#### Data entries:

'''

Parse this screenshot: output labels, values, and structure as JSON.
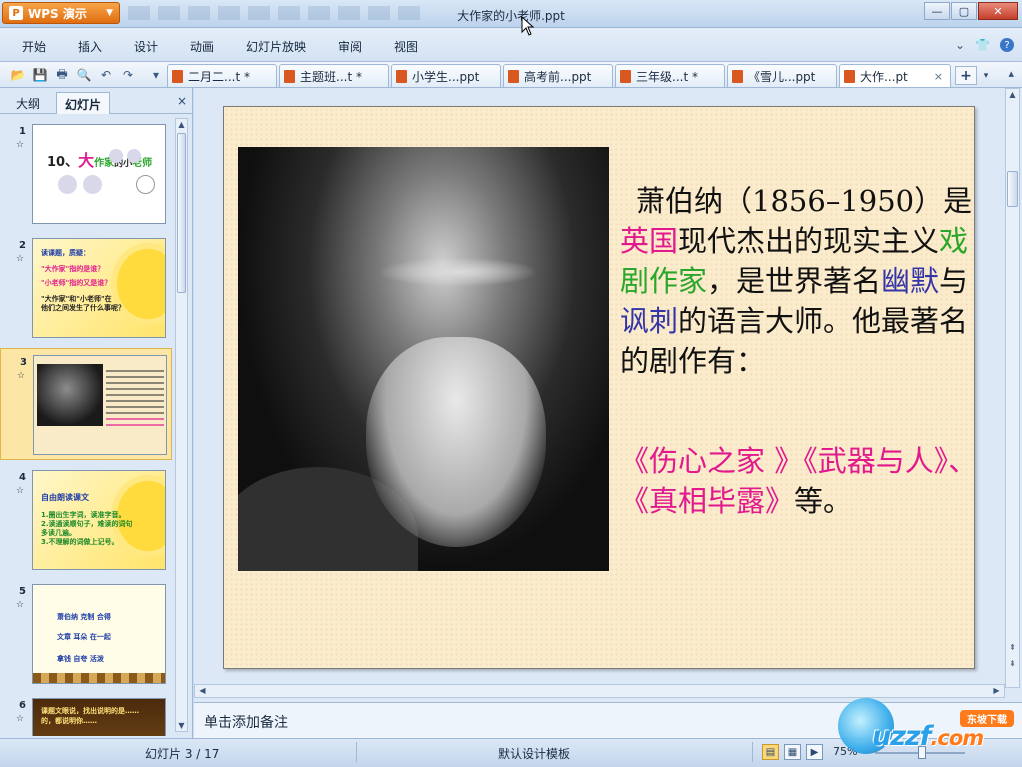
{
  "app": {
    "name": "WPS 演示",
    "logo_letter": "P"
  },
  "window": {
    "title": "大作家的小老师.ppt",
    "controls": [
      "—",
      "▢",
      "✕"
    ]
  },
  "menu": {
    "items": [
      "开始",
      "插入",
      "设计",
      "动画",
      "幻灯片放映",
      "审阅",
      "视图"
    ],
    "right_icons": [
      "chevron-down-icon",
      "shirt-icon",
      "help-icon"
    ],
    "help_label": "?"
  },
  "toolbar": {
    "doc_tabs": [
      {
        "label": "二月二...t *",
        "active": false
      },
      {
        "label": "主题班...t *",
        "active": false
      },
      {
        "label": "小学生...ppt",
        "active": false
      },
      {
        "label": "高考前...ppt",
        "active": false
      },
      {
        "label": "三年级...t *",
        "active": false
      },
      {
        "label": "《雪儿...ppt",
        "active": false
      },
      {
        "label": "大作...pt",
        "active": true
      }
    ],
    "add_tab": "+",
    "close_mark": "×"
  },
  "left_panel": {
    "tabs": [
      "大纲",
      "幻灯片"
    ],
    "close": "×",
    "thumbnails": [
      {
        "num": "1",
        "star": "☆",
        "title_a": "10、",
        "title_b": "大",
        "title_c": "作家",
        "title_d": "的小",
        "title_e": "老师"
      },
      {
        "num": "2",
        "star": "☆",
        "lines": [
          "读课题，质疑：",
          "\"大作家\"指的是谁？",
          "\"小老师\"指的又是谁？",
          "\"大作家\"和\"小老师\"在",
          "他们之间发生了什么事呢？"
        ]
      },
      {
        "num": "3",
        "star": "☆",
        "selected": true
      },
      {
        "num": "4",
        "star": "☆",
        "lines": [
          "自由朗读课文",
          "1.圈出生字词，读准字音。",
          "2.读通读顺句子，难读的词句",
          "多读几遍。",
          "3.不理解的词做上记号。"
        ]
      },
      {
        "num": "5",
        "star": "☆",
        "lines": [
          "萧伯纳  克制  合得",
          "文章  耳朵  在一起",
          "拿钱  自夸  活泼"
        ]
      },
      {
        "num": "6",
        "star": "☆",
        "lines": [
          "课题文眼说，找出说明的是……",
          "的，都说明你……"
        ]
      }
    ]
  },
  "slide": {
    "intro": {
      "name": "萧伯纳",
      "years": "（1856–1950）",
      "is": "是",
      "country": "英国",
      "desc1": "现代杰出的现实主义",
      "profession": "戏剧作家",
      "desc2": "，是世界著名",
      "humor": "幽默",
      "and": "与",
      "satire": "讽刺",
      "desc3": "的语言大师。他最著名的剧作有："
    },
    "works": {
      "w1": "《伤心之家 》",
      "w2": "《武器与人》",
      "sep": "、",
      "w3": "《真相毕露》",
      "end": "等。"
    }
  },
  "notes": {
    "placeholder": "单击添加备注"
  },
  "status": {
    "slide_info": "幻灯片 3 / 17",
    "template": "默认设计模板",
    "zoom": "75%"
  },
  "watermark": {
    "brand": "uzzf",
    "tld": ".com",
    "badge": "东坡下载"
  }
}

'''

#### Exercise requirements:
Repeat the records above verbatim, with no pictures in the result.

#### Task result:
Parse this screenshot: output labels, values, and structure as JSON.
{
  "app": {
    "name": "WPS 演示",
    "logo_letter": "P"
  },
  "window": {
    "title": "大作家的小老师.ppt",
    "controls": [
      "—",
      "▢",
      "✕"
    ]
  },
  "menu": {
    "items": [
      "开始",
      "插入",
      "设计",
      "动画",
      "幻灯片放映",
      "审阅",
      "视图"
    ],
    "right_icons": [
      "chevron-down-icon",
      "shirt-icon",
      "help-icon"
    ],
    "help_label": "?"
  },
  "toolbar": {
    "doc_tabs": [
      {
        "label": "二月二...t *",
        "active": false
      },
      {
        "label": "主题班...t *",
        "active": false
      },
      {
        "label": "小学生...ppt",
        "active": false
      },
      {
        "label": "高考前...ppt",
        "active": false
      },
      {
        "label": "三年级...t *",
        "active": false
      },
      {
        "label": "《雪儿...ppt",
        "active": false
      },
      {
        "label": "大作...pt",
        "active": true
      }
    ],
    "add_tab": "+",
    "close_mark": "×"
  },
  "left_panel": {
    "tabs": [
      "大纲",
      "幻灯片"
    ],
    "close": "×",
    "thumbnails": [
      {
        "num": "1",
        "star": "☆",
        "title_a": "10、",
        "title_b": "大",
        "title_c": "作家",
        "title_d": "的小",
        "title_e": "老师"
      },
      {
        "num": "2",
        "star": "☆",
        "lines": [
          "读课题，质疑：",
          "\"大作家\"指的是谁？",
          "\"小老师\"指的又是谁？",
          "\"大作家\"和\"小老师\"在",
          "他们之间发生了什么事呢？"
        ]
      },
      {
        "num": "3",
        "star": "☆",
        "selected": true
      },
      {
        "num": "4",
        "star": "☆",
        "lines": [
          "自由朗读课文",
          "1.圈出生字词，读准字音。",
          "2.读通读顺句子，难读的词句",
          "多读几遍。",
          "3.不理解的词做上记号。"
        ]
      },
      {
        "num": "5",
        "star": "☆",
        "lines": [
          "萧伯纳  克制  合得",
          "文章  耳朵  在一起",
          "拿钱  自夸  活泼"
        ]
      },
      {
        "num": "6",
        "star": "☆",
        "lines": [
          "课题文眼说，找出说明的是……",
          "的，都说明你……"
        ]
      }
    ]
  },
  "slide": {
    "intro": {
      "name": "萧伯纳",
      "years": "（1856–1950）",
      "is": "是",
      "country": "英国",
      "desc1": "现代杰出的现实主义",
      "profession": "戏剧作家",
      "desc2": "，是世界著名",
      "humor": "幽默",
      "and": "与",
      "satire": "讽刺",
      "desc3": "的语言大师。他最著名的剧作有："
    },
    "works": {
      "w1": "《伤心之家 》",
      "w2": "《武器与人》",
      "sep": "、",
      "w3": "《真相毕露》",
      "end": "等。"
    }
  },
  "notes": {
    "placeholder": "单击添加备注"
  },
  "status": {
    "slide_info": "幻灯片 3 / 17",
    "template": "默认设计模板",
    "zoom": "75%"
  },
  "watermark": {
    "brand": "uzzf",
    "tld": ".com",
    "badge": "东坡下载"
  }
}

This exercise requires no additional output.